>> Start Data excerpts

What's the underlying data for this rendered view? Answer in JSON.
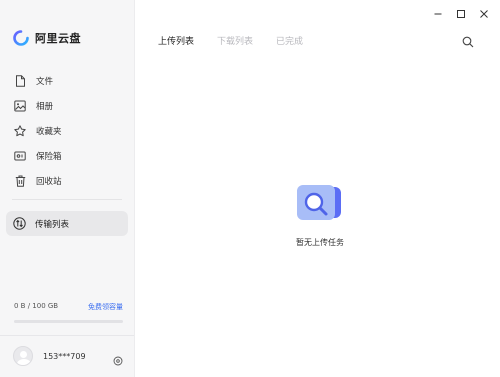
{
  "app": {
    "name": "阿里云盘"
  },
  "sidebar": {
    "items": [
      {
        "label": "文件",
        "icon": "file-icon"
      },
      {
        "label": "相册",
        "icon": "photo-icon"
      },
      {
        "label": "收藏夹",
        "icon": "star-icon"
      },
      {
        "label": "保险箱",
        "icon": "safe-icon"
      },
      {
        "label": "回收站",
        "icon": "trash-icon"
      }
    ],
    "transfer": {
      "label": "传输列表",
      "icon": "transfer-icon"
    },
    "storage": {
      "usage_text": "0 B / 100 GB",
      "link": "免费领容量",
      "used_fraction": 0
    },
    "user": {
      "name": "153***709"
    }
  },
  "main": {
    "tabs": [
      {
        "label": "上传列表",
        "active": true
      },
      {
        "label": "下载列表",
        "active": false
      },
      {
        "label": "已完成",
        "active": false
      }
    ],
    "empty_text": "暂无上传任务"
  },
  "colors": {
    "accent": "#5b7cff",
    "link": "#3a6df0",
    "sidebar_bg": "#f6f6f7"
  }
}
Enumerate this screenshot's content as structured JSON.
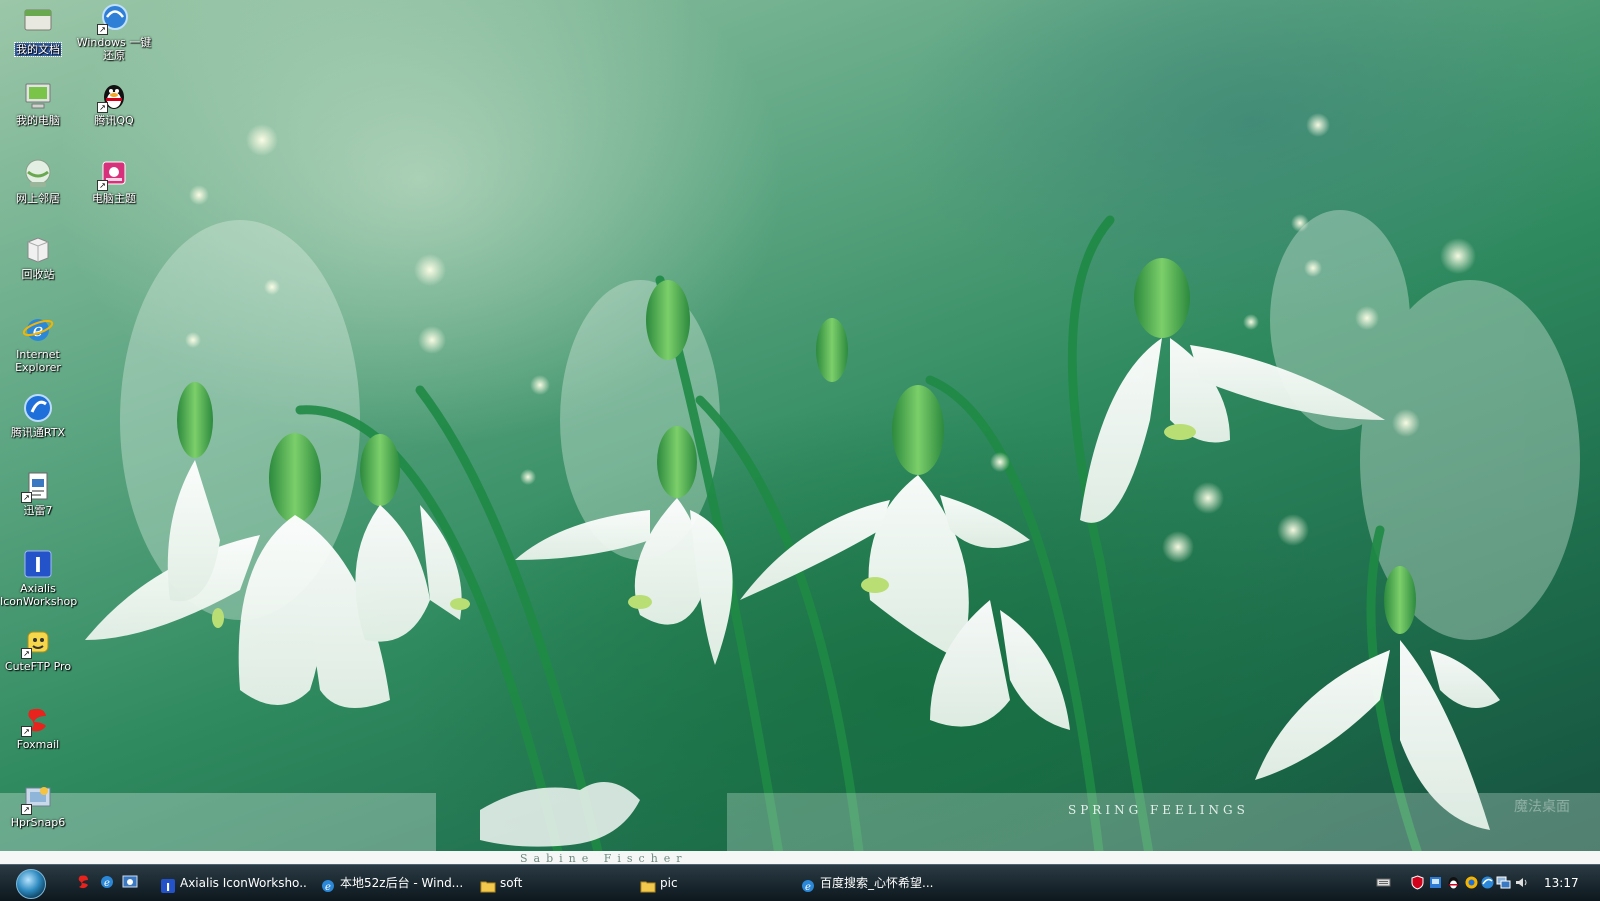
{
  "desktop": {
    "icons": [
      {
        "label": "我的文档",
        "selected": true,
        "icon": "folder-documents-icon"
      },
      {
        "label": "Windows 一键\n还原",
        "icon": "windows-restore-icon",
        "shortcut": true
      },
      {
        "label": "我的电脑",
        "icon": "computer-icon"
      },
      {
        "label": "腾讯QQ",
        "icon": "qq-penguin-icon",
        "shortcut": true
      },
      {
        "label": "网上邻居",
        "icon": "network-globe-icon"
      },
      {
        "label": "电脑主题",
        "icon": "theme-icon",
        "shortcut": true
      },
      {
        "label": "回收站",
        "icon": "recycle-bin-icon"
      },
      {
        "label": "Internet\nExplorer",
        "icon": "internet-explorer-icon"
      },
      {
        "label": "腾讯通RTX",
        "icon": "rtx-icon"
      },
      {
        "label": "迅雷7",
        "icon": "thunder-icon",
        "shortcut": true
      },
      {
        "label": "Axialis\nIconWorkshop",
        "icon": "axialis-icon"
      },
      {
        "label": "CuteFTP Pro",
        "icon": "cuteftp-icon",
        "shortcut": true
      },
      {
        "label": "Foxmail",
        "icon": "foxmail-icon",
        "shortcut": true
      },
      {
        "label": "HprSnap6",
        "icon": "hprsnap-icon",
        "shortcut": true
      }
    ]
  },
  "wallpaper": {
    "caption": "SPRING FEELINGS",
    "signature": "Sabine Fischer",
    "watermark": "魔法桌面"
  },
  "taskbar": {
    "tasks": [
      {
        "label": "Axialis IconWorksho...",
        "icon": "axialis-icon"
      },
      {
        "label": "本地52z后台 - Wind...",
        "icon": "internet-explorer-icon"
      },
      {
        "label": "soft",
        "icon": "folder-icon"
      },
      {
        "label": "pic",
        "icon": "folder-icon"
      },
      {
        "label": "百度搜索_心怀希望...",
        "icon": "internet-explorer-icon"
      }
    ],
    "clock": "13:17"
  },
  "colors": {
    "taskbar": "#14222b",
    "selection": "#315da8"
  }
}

>> End Data excerpts
>> Start Data excerpts

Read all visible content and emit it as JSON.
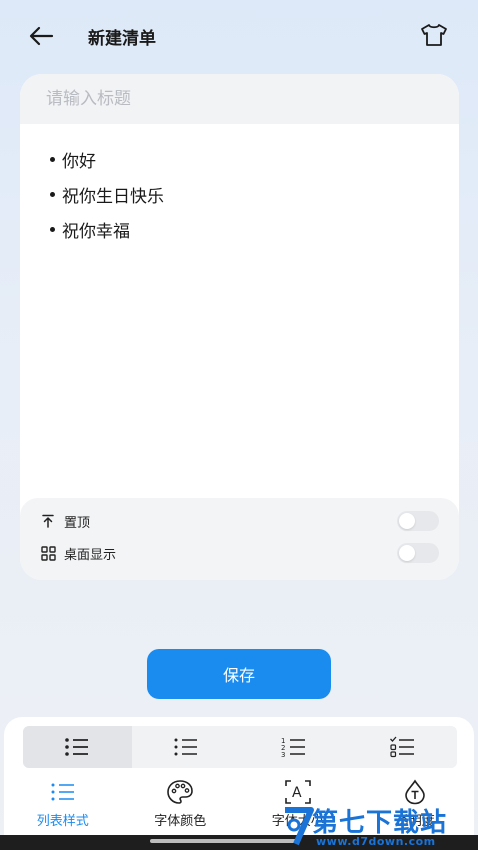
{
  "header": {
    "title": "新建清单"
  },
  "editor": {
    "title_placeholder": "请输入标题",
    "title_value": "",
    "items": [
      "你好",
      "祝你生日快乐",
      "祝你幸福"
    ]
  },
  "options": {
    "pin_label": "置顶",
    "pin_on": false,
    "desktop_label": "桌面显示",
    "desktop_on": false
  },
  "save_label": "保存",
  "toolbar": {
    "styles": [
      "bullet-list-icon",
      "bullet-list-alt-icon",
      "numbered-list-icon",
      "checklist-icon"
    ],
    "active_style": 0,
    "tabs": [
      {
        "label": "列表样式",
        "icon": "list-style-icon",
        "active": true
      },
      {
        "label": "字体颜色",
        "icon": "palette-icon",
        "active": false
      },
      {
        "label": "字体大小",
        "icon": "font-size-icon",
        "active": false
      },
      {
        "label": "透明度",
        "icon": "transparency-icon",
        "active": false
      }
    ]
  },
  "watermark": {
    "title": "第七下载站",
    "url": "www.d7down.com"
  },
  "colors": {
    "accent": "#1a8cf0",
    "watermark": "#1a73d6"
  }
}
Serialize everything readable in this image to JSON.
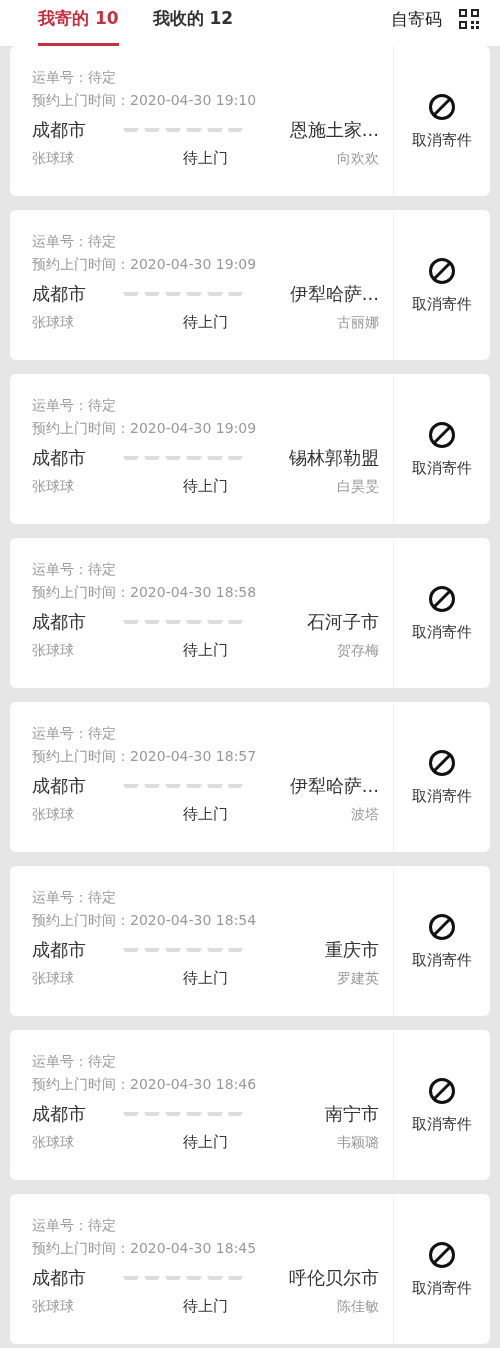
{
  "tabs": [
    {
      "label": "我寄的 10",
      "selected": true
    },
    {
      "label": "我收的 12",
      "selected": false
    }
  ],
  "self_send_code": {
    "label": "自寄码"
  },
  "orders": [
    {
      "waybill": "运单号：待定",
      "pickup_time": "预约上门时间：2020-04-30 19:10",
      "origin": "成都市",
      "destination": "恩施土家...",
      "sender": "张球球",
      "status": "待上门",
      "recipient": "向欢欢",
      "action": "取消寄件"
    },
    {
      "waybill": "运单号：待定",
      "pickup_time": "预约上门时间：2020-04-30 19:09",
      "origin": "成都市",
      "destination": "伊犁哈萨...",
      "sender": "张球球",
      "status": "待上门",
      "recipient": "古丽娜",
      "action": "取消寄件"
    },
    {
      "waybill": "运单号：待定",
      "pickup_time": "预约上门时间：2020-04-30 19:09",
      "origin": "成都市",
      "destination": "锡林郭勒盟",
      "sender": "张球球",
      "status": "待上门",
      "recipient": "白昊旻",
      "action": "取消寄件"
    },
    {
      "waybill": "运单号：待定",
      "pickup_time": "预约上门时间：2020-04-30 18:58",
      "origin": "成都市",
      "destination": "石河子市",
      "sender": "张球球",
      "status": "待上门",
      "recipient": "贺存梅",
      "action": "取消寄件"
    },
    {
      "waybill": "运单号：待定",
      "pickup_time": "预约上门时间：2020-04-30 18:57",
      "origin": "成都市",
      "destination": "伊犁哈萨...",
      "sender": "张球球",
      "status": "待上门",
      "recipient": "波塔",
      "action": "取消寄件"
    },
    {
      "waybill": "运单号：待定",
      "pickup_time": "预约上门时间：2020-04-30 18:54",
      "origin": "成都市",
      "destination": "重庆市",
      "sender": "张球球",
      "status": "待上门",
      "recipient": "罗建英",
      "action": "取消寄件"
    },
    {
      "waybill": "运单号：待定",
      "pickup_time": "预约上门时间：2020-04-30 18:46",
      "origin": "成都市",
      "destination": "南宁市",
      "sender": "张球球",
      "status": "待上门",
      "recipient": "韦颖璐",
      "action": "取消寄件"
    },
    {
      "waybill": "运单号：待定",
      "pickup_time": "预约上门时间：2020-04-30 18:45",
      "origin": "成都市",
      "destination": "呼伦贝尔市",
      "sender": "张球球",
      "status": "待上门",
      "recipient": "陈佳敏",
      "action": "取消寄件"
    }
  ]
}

>> End Data excerpts

### Short task
Scan the records above for the string "content", then report every line that contains it.

### Final result
Enumerate this screenshot's content as structured JSON.
Read all visible content and emit it as JSON.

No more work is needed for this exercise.